TASK STATEMENT.
Each record is to be printed again precisely as it reads.

-------- RECORDS SUPPLIED

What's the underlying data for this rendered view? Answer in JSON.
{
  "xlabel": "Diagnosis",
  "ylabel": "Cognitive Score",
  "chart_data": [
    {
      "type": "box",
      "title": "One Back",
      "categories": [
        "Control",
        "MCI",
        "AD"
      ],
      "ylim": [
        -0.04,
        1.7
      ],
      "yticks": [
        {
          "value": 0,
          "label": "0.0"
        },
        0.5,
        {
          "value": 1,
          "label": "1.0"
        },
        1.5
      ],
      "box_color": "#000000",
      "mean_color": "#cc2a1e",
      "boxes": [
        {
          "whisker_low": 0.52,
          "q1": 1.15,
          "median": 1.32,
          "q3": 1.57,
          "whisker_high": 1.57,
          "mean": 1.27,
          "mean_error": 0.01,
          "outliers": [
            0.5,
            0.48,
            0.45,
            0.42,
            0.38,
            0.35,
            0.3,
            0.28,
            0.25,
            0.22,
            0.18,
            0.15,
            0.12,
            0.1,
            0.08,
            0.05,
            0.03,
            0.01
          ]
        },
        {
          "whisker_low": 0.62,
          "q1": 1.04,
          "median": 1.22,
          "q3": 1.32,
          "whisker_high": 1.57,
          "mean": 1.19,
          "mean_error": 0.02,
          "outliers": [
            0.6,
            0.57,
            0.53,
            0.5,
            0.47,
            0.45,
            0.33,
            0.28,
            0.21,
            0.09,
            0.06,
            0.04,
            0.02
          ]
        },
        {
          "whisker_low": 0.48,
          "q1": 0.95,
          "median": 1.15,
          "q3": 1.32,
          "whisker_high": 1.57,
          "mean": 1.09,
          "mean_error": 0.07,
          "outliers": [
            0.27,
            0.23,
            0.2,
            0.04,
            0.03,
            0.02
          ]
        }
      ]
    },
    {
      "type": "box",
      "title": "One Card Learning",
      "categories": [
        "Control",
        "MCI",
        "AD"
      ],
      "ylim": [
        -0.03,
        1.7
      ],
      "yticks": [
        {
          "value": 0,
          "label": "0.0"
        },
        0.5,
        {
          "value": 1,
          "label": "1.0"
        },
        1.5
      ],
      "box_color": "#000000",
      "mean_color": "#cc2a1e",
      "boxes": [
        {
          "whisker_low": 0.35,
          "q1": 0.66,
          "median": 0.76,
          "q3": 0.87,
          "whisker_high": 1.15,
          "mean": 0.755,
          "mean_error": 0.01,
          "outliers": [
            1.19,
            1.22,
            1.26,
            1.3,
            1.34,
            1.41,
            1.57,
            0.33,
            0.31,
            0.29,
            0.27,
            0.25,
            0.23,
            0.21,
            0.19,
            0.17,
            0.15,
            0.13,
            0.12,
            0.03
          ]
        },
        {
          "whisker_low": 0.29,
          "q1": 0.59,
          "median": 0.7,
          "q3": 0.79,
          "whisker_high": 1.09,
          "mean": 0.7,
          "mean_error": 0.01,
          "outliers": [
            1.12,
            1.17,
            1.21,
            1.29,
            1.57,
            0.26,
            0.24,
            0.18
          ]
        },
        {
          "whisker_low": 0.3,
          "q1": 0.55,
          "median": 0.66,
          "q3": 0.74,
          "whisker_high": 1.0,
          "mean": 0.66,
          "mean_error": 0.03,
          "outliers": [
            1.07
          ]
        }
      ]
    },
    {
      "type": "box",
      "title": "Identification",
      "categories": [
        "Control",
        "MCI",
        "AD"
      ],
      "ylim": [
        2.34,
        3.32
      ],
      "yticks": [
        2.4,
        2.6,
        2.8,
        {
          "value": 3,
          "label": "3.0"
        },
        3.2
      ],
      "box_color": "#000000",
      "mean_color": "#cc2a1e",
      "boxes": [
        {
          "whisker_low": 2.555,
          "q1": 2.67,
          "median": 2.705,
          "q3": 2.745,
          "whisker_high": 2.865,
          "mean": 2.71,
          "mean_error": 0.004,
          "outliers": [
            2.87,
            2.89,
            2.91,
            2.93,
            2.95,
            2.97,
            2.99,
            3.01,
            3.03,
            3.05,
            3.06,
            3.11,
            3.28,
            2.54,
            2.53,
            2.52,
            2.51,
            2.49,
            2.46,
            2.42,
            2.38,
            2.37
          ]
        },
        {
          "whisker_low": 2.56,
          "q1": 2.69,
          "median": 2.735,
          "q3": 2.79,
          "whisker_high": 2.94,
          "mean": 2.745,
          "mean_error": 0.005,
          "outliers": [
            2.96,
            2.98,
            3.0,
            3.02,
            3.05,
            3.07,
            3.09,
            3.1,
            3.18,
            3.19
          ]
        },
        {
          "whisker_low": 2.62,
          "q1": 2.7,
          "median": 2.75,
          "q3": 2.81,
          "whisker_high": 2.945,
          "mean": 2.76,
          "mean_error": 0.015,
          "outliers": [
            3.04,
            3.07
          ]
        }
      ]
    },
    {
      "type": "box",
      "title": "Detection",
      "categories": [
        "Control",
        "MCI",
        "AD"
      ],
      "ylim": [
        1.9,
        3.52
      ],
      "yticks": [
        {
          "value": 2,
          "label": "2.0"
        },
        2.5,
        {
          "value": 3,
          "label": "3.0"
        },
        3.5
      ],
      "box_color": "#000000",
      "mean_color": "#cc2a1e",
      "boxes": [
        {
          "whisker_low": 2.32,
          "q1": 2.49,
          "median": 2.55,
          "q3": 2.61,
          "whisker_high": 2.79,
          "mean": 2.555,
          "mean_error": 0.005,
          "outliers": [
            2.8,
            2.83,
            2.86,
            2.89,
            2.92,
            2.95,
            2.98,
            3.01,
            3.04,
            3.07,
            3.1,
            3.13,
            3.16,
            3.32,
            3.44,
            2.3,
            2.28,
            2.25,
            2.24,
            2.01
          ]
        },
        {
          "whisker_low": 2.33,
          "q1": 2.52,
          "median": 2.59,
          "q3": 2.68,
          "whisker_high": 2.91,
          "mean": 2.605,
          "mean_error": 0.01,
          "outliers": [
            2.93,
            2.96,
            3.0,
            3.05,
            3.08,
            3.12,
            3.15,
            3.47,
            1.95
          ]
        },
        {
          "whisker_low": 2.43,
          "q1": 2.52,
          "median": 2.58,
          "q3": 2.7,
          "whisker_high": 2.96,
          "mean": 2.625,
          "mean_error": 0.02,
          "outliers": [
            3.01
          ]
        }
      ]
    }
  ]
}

----------------

RESPONSE TO THE TASK.
What's the underlying data for this rendered view? Answer in JSON.
{
  "xlabel": "Diagnosis",
  "ylabel": "Cognitive Score",
  "chart_data": [
    {
      "type": "box",
      "title": "One Back",
      "categories": [
        "Control",
        "MCI",
        "AD"
      ],
      "ylim": [
        -0.04,
        1.7
      ],
      "yticks": [
        {
          "value": 0,
          "label": "0.0"
        },
        0.5,
        {
          "value": 1,
          "label": "1.0"
        },
        1.5
      ],
      "box_color": "#000000",
      "mean_color": "#cc2a1e",
      "boxes": [
        {
          "whisker_low": 0.52,
          "q1": 1.15,
          "median": 1.32,
          "q3": 1.57,
          "whisker_high": 1.57,
          "mean": 1.27,
          "mean_error": 0.01,
          "outliers": [
            0.5,
            0.48,
            0.45,
            0.42,
            0.38,
            0.35,
            0.3,
            0.28,
            0.25,
            0.22,
            0.18,
            0.15,
            0.12,
            0.1,
            0.08,
            0.05,
            0.03,
            0.01
          ]
        },
        {
          "whisker_low": 0.62,
          "q1": 1.04,
          "median": 1.22,
          "q3": 1.32,
          "whisker_high": 1.57,
          "mean": 1.19,
          "mean_error": 0.02,
          "outliers": [
            0.6,
            0.57,
            0.53,
            0.5,
            0.47,
            0.45,
            0.33,
            0.28,
            0.21,
            0.09,
            0.06,
            0.04,
            0.02
          ]
        },
        {
          "whisker_low": 0.48,
          "q1": 0.95,
          "median": 1.15,
          "q3": 1.32,
          "whisker_high": 1.57,
          "mean": 1.09,
          "mean_error": 0.07,
          "outliers": [
            0.27,
            0.23,
            0.2,
            0.04,
            0.03,
            0.02
          ]
        }
      ]
    },
    {
      "type": "box",
      "title": "One Card Learning",
      "categories": [
        "Control",
        "MCI",
        "AD"
      ],
      "ylim": [
        -0.03,
        1.7
      ],
      "yticks": [
        {
          "value": 0,
          "label": "0.0"
        },
        0.5,
        {
          "value": 1,
          "label": "1.0"
        },
        1.5
      ],
      "box_color": "#000000",
      "mean_color": "#cc2a1e",
      "boxes": [
        {
          "whisker_low": 0.35,
          "q1": 0.66,
          "median": 0.76,
          "q3": 0.87,
          "whisker_high": 1.15,
          "mean": 0.755,
          "mean_error": 0.01,
          "outliers": [
            1.19,
            1.22,
            1.26,
            1.3,
            1.34,
            1.41,
            1.57,
            0.33,
            0.31,
            0.29,
            0.27,
            0.25,
            0.23,
            0.21,
            0.19,
            0.17,
            0.15,
            0.13,
            0.12,
            0.03
          ]
        },
        {
          "whisker_low": 0.29,
          "q1": 0.59,
          "median": 0.7,
          "q3": 0.79,
          "whisker_high": 1.09,
          "mean": 0.7,
          "mean_error": 0.01,
          "outliers": [
            1.12,
            1.17,
            1.21,
            1.29,
            1.57,
            0.26,
            0.24,
            0.18
          ]
        },
        {
          "whisker_low": 0.3,
          "q1": 0.55,
          "median": 0.66,
          "q3": 0.74,
          "whisker_high": 1.0,
          "mean": 0.66,
          "mean_error": 0.03,
          "outliers": [
            1.07
          ]
        }
      ]
    },
    {
      "type": "box",
      "title": "Identification",
      "categories": [
        "Control",
        "MCI",
        "AD"
      ],
      "ylim": [
        2.34,
        3.32
      ],
      "yticks": [
        2.4,
        2.6,
        2.8,
        {
          "value": 3,
          "label": "3.0"
        },
        3.2
      ],
      "box_color": "#000000",
      "mean_color": "#cc2a1e",
      "boxes": [
        {
          "whisker_low": 2.555,
          "q1": 2.67,
          "median": 2.705,
          "q3": 2.745,
          "whisker_high": 2.865,
          "mean": 2.71,
          "mean_error": 0.004,
          "outliers": [
            2.87,
            2.89,
            2.91,
            2.93,
            2.95,
            2.97,
            2.99,
            3.01,
            3.03,
            3.05,
            3.06,
            3.11,
            3.28,
            2.54,
            2.53,
            2.52,
            2.51,
            2.49,
            2.46,
            2.42,
            2.38,
            2.37
          ]
        },
        {
          "whisker_low": 2.56,
          "q1": 2.69,
          "median": 2.735,
          "q3": 2.79,
          "whisker_high": 2.94,
          "mean": 2.745,
          "mean_error": 0.005,
          "outliers": [
            2.96,
            2.98,
            3.0,
            3.02,
            3.05,
            3.07,
            3.09,
            3.1,
            3.18,
            3.19
          ]
        },
        {
          "whisker_low": 2.62,
          "q1": 2.7,
          "median": 2.75,
          "q3": 2.81,
          "whisker_high": 2.945,
          "mean": 2.76,
          "mean_error": 0.015,
          "outliers": [
            3.04,
            3.07
          ]
        }
      ]
    },
    {
      "type": "box",
      "title": "Detection",
      "categories": [
        "Control",
        "MCI",
        "AD"
      ],
      "ylim": [
        1.9,
        3.52
      ],
      "yticks": [
        {
          "value": 2,
          "label": "2.0"
        },
        2.5,
        {
          "value": 3,
          "label": "3.0"
        },
        3.5
      ],
      "box_color": "#000000",
      "mean_color": "#cc2a1e",
      "boxes": [
        {
          "whisker_low": 2.32,
          "q1": 2.49,
          "median": 2.55,
          "q3": 2.61,
          "whisker_high": 2.79,
          "mean": 2.555,
          "mean_error": 0.005,
          "outliers": [
            2.8,
            2.83,
            2.86,
            2.89,
            2.92,
            2.95,
            2.98,
            3.01,
            3.04,
            3.07,
            3.1,
            3.13,
            3.16,
            3.32,
            3.44,
            2.3,
            2.28,
            2.25,
            2.24,
            2.01
          ]
        },
        {
          "whisker_low": 2.33,
          "q1": 2.52,
          "median": 2.59,
          "q3": 2.68,
          "whisker_high": 2.91,
          "mean": 2.605,
          "mean_error": 0.01,
          "outliers": [
            2.93,
            2.96,
            3.0,
            3.05,
            3.08,
            3.12,
            3.15,
            3.47,
            1.95
          ]
        },
        {
          "whisker_low": 2.43,
          "q1": 2.52,
          "median": 2.58,
          "q3": 2.7,
          "whisker_high": 2.96,
          "mean": 2.625,
          "mean_error": 0.02,
          "outliers": [
            3.01
          ]
        }
      ]
    }
  ]
}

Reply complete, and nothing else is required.